Your goal:
Each record is to be transcribed exactly.

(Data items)
#####

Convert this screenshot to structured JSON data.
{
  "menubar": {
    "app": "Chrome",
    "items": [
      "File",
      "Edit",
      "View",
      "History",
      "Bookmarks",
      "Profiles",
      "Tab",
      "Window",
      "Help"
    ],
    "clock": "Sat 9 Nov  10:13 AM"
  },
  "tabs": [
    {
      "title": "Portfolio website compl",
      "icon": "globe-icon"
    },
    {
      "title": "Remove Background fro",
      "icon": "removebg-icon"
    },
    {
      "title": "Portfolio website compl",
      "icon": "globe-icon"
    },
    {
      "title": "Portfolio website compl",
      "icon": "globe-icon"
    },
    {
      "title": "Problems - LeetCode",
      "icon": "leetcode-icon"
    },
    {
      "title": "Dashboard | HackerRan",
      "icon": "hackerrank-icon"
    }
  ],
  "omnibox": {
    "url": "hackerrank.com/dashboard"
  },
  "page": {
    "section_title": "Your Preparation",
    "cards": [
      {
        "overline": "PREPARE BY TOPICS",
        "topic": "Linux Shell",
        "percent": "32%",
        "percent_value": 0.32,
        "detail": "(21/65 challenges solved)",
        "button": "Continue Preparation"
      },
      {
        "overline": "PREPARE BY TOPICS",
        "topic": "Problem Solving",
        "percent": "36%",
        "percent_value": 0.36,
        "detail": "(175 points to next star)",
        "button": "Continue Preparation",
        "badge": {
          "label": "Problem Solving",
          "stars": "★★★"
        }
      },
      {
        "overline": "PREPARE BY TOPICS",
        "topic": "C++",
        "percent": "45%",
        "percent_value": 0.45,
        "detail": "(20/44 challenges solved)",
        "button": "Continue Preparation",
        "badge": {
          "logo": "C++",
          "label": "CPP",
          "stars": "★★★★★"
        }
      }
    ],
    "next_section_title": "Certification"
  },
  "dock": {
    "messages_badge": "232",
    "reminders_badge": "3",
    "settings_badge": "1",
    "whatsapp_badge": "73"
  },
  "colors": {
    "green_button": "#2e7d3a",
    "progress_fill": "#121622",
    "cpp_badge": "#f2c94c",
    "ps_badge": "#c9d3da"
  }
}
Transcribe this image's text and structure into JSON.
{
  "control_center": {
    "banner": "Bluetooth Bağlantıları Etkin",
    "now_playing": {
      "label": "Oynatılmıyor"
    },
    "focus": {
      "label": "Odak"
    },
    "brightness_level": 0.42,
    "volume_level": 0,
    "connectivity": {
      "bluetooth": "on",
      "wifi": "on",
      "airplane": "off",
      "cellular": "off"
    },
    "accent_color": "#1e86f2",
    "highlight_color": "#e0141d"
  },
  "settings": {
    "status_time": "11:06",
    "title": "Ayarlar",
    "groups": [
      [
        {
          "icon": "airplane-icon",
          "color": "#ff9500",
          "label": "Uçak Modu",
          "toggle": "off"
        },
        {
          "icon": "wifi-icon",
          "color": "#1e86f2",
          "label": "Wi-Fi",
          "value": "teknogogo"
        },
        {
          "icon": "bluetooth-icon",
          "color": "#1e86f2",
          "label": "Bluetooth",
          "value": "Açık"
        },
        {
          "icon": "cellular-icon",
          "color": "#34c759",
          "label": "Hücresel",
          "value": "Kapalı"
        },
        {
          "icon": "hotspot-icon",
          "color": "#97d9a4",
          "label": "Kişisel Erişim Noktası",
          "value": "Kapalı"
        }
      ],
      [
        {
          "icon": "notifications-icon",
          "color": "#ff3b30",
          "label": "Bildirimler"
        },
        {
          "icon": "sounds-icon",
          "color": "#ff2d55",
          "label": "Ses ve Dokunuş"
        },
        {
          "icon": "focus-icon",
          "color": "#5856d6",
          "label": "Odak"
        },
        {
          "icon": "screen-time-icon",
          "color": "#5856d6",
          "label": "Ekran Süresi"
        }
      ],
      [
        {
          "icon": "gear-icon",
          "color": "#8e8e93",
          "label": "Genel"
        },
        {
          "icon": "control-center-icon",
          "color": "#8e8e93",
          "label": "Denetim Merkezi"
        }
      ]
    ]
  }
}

#####

Correct response:
Convert this screenshot to structured JSON data.
{
  "menubar": {
    "app": "Chrome",
    "items": [
      "File",
      "Edit",
      "View",
      "History",
      "Bookmarks",
      "Profiles",
      "Tab",
      "Window",
      "Help"
    ],
    "clock": "Sat 9 Nov  10:13 AM"
  },
  "tabs": [
    {
      "title": "Portfolio website compl",
      "icon": "globe-icon"
    },
    {
      "title": "Remove Background fro",
      "icon": "removebg-icon"
    },
    {
      "title": "Portfolio website compl",
      "icon": "globe-icon"
    },
    {
      "title": "Portfolio website compl",
      "icon": "globe-icon"
    },
    {
      "title": "Problems - LeetCode",
      "icon": "leetcode-icon"
    },
    {
      "title": "Dashboard | HackerRan",
      "icon": "hackerrank-icon"
    }
  ],
  "omnibox": {
    "url": "hackerrank.com/dashboard"
  },
  "page": {
    "section_title": "Your Preparation",
    "cards": [
      {
        "overline": "PREPARE BY TOPICS",
        "topic": "Linux Shell",
        "percent": "32%",
        "percent_value": 0.32,
        "detail": "(21/65 challenges solved)",
        "button": "Continue Preparation"
      },
      {
        "overline": "PREPARE BY TOPICS",
        "topic": "Problem Solving",
        "percent": "36%",
        "percent_value": 0.36,
        "detail": "(175 points to next star)",
        "button": "Continue Preparation",
        "badge": {
          "label": "Problem Solving",
          "stars": "★★★"
        }
      },
      {
        "overline": "PREPARE BY TOPICS",
        "topic": "C++",
        "percent": "45%",
        "percent_value": 0.45,
        "detail": "(20/44 challenges solved)",
        "button": "Continue Preparation",
        "badge": {
          "logo": "C++",
          "label": "CPP",
          "stars": "★★★★★"
        }
      }
    ],
    "next_section_title": "Certification"
  },
  "dock": {
    "messages_badge": "232",
    "reminders_badge": "3",
    "settings_badge": "1",
    "whatsapp_badge": "73"
  },
  "colors": {
    "green_button": "#2e7d3a",
    "progress_fill": "#121622",
    "cpp_badge": "#f2c94c",
    "ps_badge": "#c9d3da"
  }
}
Transcribe this image's text and structure into JSON.
{
  "control_center": {
    "banner": "Bluetooth Bağlantıları Etkin",
    "now_playing": {
      "label": "Oynatılmıyor"
    },
    "focus": {
      "label": "Odak"
    },
    "brightness_level": 0.42,
    "volume_level": 0,
    "connectivity": {
      "bluetooth": "on",
      "wifi": "on",
      "airplane": "off",
      "cellular": "off"
    },
    "accent_color": "#1e86f2",
    "highlight_color": "#e0141d"
  },
  "settings": {
    "status_time": "11:06",
    "title": "Ayarlar",
    "groups": [
      [
        {
          "icon": "airplane-icon",
          "color": "#ff9500",
          "label": "Uçak Modu",
          "toggle": "off"
        },
        {
          "icon": "wifi-icon",
          "color": "#1e86f2",
          "label": "Wi-Fi",
          "value": "teknogogo"
        },
        {
          "icon": "bluetooth-icon",
          "color": "#1e86f2",
          "label": "Bluetooth",
          "value": "Açık"
        },
        {
          "icon": "cellular-icon",
          "color": "#34c759",
          "label": "Hücresel",
          "value": "Kapalı"
        },
        {
          "icon": "hotspot-icon",
          "color": "#97d9a4",
          "label": "Kişisel Erişim Noktası",
          "value": "Kapalı"
        }
      ],
      [
        {
          "icon": "notifications-icon",
          "color": "#ff3b30",
          "label": "Bildirimler"
        },
        {
          "icon": "sounds-icon",
          "color": "#ff2d55",
          "label": "Ses ve Dokunuş"
        },
        {
          "icon": "focus-icon",
          "color": "#5856d6",
          "label": "Odak"
        },
        {
          "icon": "screen-time-icon",
          "color": "#5856d6",
          "label": "Ekran Süresi"
        }
      ],
      [
        {
          "icon": "gear-icon",
          "color": "#8e8e93",
          "label": "Genel"
        },
        {
          "icon": "control-center-icon",
          "color": "#8e8e93",
          "label": "Denetim Merkezi"
        }
      ]
    ]
  }
}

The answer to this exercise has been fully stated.